> **What the task asks**:
Pull each line containing "this" from the data.

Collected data
****************

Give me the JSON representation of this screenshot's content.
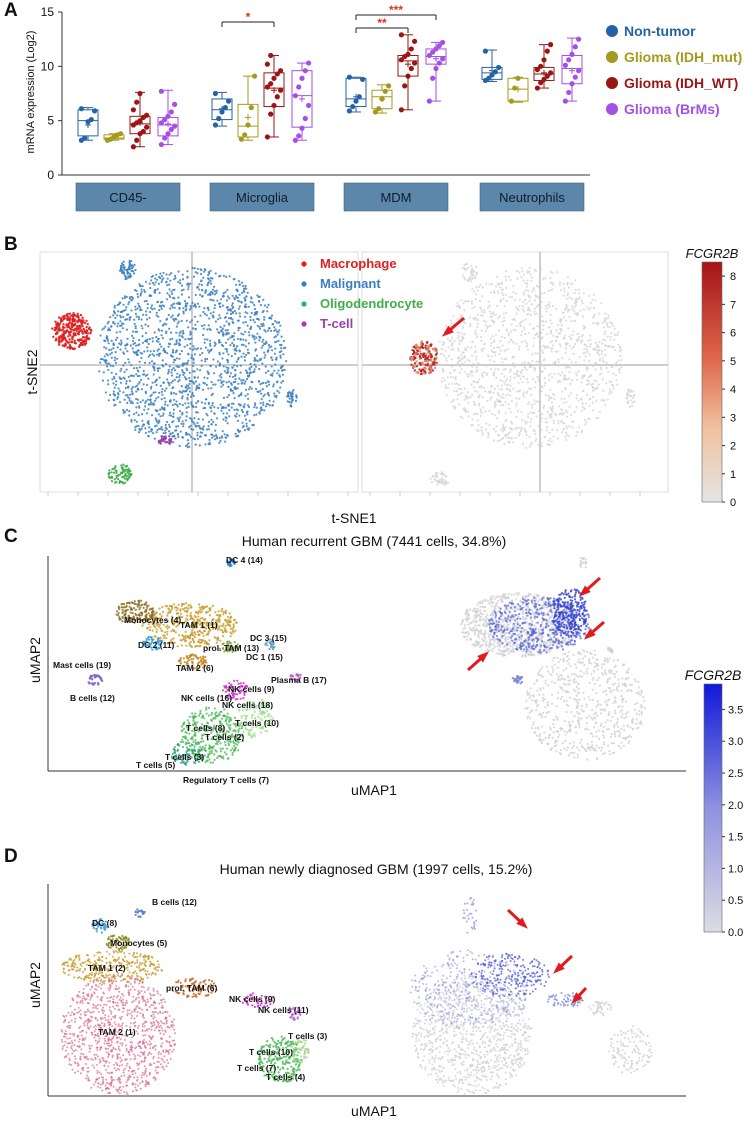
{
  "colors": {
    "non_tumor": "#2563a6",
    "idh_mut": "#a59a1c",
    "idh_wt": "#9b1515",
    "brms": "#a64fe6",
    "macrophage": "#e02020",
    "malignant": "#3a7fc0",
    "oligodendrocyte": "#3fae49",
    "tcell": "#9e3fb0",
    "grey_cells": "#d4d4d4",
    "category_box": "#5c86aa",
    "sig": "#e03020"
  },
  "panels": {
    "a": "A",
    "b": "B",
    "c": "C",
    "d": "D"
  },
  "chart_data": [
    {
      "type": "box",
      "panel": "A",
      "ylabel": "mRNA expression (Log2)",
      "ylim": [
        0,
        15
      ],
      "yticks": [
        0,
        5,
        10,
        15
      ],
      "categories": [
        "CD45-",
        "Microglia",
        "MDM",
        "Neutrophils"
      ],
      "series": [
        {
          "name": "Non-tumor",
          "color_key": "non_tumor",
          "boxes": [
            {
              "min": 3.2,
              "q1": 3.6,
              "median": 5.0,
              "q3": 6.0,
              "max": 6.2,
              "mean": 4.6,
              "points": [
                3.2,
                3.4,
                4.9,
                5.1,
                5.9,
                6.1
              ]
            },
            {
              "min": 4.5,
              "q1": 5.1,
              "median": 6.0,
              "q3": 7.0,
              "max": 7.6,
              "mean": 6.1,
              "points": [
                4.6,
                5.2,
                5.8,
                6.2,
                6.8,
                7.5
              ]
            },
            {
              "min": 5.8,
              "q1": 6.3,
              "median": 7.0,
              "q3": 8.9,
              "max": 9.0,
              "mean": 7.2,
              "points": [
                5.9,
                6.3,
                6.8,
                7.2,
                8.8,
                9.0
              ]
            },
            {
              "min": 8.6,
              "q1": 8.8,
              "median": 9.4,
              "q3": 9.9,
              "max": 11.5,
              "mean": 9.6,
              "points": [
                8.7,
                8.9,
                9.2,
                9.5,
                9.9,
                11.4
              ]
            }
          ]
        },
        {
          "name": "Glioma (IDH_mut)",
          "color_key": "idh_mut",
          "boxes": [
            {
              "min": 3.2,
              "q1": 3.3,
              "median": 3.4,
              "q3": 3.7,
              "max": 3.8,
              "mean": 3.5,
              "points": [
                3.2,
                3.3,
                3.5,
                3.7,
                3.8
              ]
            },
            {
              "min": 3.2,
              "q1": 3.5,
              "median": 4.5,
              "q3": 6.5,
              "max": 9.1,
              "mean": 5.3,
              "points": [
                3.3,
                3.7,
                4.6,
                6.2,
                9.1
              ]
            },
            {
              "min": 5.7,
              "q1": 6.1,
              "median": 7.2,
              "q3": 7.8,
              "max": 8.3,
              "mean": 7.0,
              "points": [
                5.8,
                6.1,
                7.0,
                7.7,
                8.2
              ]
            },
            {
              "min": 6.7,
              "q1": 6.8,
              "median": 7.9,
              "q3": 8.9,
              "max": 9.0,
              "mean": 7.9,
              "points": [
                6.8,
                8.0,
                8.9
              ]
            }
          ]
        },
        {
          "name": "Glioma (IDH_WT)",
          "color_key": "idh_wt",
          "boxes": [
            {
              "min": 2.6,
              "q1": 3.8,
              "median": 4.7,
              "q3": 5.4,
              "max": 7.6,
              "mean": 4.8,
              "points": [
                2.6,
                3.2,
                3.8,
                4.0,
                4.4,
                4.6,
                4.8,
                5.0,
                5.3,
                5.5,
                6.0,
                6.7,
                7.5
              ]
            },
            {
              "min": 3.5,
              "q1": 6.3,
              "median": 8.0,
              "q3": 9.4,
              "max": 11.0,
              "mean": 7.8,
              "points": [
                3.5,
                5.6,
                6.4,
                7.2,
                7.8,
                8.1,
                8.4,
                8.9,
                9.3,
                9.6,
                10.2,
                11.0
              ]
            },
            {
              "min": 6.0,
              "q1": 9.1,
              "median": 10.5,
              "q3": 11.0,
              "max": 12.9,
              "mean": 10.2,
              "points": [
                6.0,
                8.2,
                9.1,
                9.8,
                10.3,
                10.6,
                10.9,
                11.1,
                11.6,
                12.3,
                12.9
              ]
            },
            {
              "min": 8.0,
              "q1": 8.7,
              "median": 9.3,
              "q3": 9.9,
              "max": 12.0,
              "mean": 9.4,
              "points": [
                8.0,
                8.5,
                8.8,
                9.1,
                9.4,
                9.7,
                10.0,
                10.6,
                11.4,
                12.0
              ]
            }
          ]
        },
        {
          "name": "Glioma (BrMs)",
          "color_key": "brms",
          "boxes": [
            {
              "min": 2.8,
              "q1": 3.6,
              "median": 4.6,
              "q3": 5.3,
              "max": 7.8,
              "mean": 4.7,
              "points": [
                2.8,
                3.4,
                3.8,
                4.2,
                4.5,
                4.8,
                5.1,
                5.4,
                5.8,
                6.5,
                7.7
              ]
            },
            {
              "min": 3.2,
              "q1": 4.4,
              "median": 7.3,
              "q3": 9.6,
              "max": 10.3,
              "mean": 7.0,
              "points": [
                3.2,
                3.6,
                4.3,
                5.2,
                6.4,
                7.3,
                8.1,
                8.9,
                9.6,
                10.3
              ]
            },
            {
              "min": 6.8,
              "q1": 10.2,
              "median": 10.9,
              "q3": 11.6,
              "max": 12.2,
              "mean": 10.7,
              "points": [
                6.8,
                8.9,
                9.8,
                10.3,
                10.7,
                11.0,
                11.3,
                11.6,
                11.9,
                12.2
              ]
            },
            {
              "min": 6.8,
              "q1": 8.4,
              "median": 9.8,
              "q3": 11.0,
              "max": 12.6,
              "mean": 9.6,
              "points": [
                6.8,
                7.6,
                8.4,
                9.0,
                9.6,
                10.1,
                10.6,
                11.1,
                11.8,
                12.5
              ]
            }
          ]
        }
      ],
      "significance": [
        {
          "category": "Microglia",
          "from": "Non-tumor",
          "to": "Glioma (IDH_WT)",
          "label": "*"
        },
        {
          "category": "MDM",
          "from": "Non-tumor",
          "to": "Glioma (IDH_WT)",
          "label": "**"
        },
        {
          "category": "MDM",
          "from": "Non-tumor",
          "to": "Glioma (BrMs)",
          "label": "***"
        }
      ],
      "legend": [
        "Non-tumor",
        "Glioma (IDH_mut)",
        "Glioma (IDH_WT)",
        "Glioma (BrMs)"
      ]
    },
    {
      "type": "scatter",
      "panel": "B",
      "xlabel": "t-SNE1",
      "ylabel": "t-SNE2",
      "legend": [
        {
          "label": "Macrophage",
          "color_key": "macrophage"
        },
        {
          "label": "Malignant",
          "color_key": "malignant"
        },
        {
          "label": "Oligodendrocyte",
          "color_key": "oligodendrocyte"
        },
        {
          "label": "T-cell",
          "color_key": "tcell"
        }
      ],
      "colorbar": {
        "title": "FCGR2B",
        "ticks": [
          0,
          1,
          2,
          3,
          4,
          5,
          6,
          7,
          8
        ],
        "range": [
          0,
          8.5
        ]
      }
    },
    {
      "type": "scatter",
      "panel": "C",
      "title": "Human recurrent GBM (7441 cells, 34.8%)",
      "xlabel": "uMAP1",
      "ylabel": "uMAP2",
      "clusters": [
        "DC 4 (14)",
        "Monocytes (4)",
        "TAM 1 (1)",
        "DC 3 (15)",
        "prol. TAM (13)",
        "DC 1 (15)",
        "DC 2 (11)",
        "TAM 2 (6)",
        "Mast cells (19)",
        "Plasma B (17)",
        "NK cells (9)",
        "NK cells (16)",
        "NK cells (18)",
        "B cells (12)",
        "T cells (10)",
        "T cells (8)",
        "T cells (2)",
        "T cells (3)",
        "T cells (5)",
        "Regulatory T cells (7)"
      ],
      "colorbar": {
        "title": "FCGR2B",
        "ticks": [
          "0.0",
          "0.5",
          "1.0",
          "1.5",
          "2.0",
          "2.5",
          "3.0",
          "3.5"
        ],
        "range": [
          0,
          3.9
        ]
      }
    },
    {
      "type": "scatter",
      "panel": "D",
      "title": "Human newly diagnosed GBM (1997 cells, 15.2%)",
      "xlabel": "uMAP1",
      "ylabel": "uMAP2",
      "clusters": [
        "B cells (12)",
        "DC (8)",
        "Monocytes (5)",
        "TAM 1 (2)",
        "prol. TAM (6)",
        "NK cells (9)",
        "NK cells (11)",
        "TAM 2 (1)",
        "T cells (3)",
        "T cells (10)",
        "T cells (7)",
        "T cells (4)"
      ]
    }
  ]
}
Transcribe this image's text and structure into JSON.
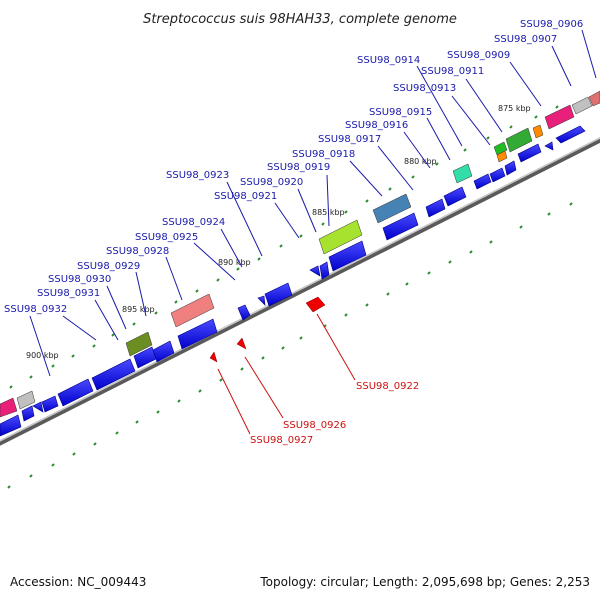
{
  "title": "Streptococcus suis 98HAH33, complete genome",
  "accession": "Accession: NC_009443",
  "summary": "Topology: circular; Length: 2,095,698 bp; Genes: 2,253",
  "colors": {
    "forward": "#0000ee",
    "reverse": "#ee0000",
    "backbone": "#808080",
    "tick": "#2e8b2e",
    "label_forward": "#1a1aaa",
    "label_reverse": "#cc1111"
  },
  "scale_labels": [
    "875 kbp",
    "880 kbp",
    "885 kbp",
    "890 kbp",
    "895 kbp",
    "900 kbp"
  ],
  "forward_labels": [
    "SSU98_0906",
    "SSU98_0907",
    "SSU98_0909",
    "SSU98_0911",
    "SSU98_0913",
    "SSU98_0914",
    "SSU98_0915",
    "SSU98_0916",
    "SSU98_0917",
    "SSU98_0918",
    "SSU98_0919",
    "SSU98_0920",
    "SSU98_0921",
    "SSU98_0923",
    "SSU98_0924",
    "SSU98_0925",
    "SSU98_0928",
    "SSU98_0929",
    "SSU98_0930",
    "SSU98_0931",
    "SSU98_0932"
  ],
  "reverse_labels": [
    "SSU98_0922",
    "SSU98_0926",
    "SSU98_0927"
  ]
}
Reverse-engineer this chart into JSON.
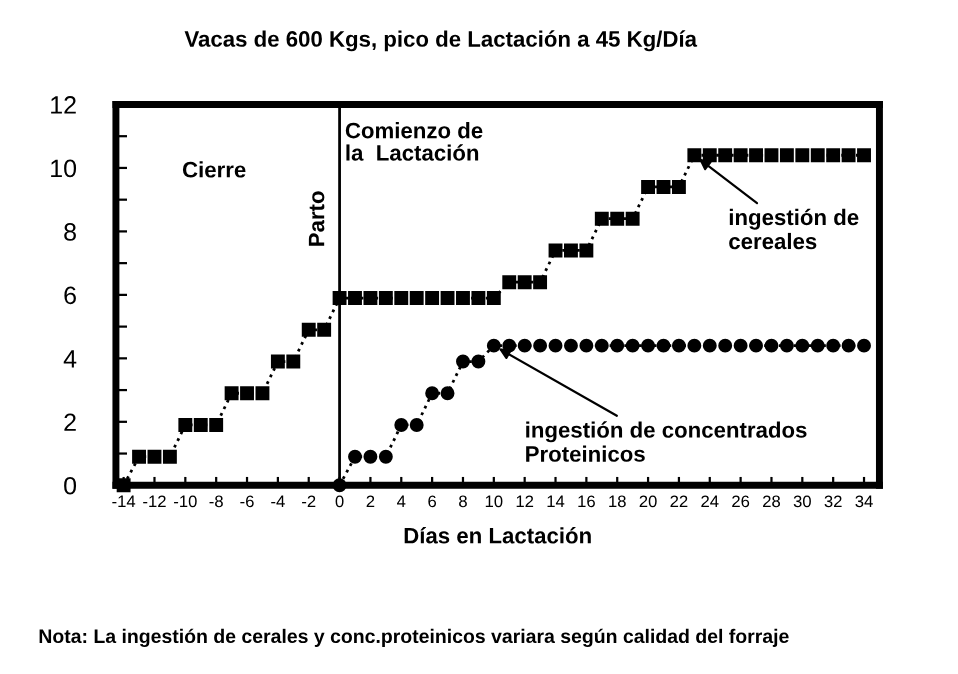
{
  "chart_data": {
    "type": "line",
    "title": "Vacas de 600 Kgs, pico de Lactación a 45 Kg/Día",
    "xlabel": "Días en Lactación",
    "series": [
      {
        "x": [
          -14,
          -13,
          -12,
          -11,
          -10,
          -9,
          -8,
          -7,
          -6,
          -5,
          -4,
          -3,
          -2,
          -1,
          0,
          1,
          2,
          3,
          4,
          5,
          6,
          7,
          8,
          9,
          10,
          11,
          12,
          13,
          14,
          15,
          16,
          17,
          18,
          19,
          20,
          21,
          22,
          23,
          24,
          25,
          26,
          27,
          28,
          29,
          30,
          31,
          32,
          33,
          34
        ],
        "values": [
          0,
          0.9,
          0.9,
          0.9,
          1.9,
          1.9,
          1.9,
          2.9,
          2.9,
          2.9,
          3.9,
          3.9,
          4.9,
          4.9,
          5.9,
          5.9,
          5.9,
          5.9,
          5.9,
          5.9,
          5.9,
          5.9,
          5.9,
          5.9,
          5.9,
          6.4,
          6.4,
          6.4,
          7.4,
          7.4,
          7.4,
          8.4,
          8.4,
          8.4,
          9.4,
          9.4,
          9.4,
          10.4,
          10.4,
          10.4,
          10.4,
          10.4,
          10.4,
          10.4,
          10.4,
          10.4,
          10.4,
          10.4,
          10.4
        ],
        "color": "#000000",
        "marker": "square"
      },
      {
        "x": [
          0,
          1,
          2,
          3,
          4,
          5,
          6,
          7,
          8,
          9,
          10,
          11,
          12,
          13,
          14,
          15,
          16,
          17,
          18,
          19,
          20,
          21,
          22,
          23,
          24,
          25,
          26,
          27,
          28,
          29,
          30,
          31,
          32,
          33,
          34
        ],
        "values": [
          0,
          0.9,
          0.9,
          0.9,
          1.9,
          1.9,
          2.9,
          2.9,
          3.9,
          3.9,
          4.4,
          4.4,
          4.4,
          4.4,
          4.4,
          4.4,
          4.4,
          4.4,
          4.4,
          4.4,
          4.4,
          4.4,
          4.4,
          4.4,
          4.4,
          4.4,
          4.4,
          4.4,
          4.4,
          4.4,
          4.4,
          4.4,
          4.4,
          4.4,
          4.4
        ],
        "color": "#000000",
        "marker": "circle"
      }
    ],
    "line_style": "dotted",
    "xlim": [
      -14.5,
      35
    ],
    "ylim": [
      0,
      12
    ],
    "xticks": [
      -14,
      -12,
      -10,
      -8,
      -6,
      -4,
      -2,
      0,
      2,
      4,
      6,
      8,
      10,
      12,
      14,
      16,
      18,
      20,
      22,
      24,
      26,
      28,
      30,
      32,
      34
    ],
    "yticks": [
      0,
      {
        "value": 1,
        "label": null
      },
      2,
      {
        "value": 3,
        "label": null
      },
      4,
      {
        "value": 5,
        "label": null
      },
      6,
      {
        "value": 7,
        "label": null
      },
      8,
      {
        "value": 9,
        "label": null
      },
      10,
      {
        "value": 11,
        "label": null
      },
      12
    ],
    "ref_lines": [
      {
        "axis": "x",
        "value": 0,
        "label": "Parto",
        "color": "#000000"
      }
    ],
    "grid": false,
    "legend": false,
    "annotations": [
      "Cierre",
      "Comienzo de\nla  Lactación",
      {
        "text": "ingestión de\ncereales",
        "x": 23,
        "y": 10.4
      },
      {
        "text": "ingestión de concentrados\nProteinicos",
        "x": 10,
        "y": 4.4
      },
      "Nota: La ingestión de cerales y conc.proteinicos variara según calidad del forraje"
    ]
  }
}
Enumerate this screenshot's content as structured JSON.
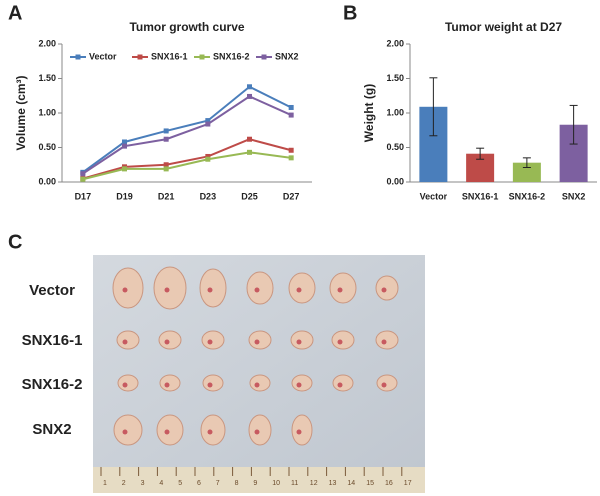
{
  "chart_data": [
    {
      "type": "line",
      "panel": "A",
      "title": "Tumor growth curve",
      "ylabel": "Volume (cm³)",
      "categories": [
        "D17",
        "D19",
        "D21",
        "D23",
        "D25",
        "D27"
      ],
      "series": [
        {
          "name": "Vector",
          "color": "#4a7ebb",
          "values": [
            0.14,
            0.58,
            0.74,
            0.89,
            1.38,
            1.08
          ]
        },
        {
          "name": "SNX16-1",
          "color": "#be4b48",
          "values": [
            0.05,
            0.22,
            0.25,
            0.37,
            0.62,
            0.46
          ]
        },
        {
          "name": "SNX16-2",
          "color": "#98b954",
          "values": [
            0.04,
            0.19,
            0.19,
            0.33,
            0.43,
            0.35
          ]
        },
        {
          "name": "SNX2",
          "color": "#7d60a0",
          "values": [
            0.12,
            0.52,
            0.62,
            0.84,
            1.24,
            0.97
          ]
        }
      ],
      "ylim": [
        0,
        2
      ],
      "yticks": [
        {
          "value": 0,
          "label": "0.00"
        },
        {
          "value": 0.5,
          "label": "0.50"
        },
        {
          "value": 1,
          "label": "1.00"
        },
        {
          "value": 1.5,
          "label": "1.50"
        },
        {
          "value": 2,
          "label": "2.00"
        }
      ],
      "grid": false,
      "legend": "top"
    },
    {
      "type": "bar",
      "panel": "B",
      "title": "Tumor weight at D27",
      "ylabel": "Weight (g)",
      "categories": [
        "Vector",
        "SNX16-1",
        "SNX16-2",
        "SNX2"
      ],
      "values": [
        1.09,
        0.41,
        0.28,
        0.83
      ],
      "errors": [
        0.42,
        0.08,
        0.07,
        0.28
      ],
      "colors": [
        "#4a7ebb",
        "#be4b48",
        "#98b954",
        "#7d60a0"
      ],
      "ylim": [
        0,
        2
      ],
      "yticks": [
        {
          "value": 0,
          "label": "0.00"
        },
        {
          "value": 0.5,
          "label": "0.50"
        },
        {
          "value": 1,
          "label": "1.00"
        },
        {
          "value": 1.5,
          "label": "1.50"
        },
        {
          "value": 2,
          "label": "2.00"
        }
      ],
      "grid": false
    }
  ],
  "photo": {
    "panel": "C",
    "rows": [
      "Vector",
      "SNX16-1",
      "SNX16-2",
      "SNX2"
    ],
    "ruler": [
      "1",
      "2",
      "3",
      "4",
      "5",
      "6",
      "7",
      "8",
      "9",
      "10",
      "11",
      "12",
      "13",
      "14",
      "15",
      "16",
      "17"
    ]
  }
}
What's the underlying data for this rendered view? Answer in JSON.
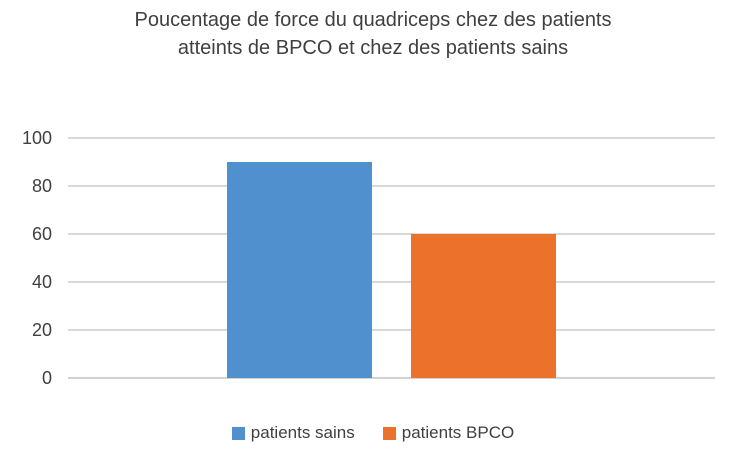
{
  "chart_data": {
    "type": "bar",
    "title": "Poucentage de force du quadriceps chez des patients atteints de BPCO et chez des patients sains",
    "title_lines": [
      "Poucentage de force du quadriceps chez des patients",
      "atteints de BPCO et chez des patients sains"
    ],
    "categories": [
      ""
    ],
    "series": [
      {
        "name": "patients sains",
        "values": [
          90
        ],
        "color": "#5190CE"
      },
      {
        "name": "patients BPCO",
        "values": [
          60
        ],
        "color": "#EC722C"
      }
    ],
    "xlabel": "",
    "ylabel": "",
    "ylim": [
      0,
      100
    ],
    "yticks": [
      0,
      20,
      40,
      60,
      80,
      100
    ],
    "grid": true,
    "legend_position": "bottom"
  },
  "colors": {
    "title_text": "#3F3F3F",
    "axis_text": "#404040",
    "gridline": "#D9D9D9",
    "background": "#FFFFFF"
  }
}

****************

> **Answer area**:
Give me the JSON representation of this screenshot's content.
Transcribe this image's text and structure into JSON.
Reverse-engineer this chart into JSON.
Enumerate this screenshot's content as structured JSON.
What's the underlying data for this rendered view? Answer in JSON.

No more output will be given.